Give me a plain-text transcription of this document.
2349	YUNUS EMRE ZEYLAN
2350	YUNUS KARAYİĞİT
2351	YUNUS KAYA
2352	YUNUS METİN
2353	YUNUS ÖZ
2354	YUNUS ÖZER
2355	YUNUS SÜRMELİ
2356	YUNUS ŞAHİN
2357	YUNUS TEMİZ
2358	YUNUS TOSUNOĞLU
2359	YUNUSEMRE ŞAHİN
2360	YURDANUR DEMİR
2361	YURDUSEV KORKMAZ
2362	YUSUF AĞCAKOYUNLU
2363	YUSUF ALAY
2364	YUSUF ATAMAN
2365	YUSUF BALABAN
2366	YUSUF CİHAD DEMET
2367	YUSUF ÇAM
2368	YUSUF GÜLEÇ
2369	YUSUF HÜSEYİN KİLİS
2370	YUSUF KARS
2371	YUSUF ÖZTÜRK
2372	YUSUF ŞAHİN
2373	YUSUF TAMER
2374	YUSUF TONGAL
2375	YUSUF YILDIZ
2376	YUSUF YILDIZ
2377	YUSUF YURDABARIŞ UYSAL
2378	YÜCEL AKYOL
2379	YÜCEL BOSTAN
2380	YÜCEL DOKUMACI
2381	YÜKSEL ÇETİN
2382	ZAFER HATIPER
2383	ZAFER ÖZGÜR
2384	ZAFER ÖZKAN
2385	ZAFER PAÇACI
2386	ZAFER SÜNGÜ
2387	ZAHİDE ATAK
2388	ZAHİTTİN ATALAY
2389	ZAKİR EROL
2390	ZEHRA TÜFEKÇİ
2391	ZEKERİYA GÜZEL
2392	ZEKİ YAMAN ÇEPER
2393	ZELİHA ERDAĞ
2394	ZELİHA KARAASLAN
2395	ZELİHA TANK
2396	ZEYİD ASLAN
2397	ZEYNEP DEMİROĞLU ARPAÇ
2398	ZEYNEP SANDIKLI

- - - - -

▶ [WHAT YOU ARE ASKED TO DO] Scan the material line by line and report each one that contains "ZELİHA".

▶ [COMPLETED TASK]
2393	ZELİHA ERDAĞ
2394	ZELİHA KARAASLAN
2395	ZELİHA TANK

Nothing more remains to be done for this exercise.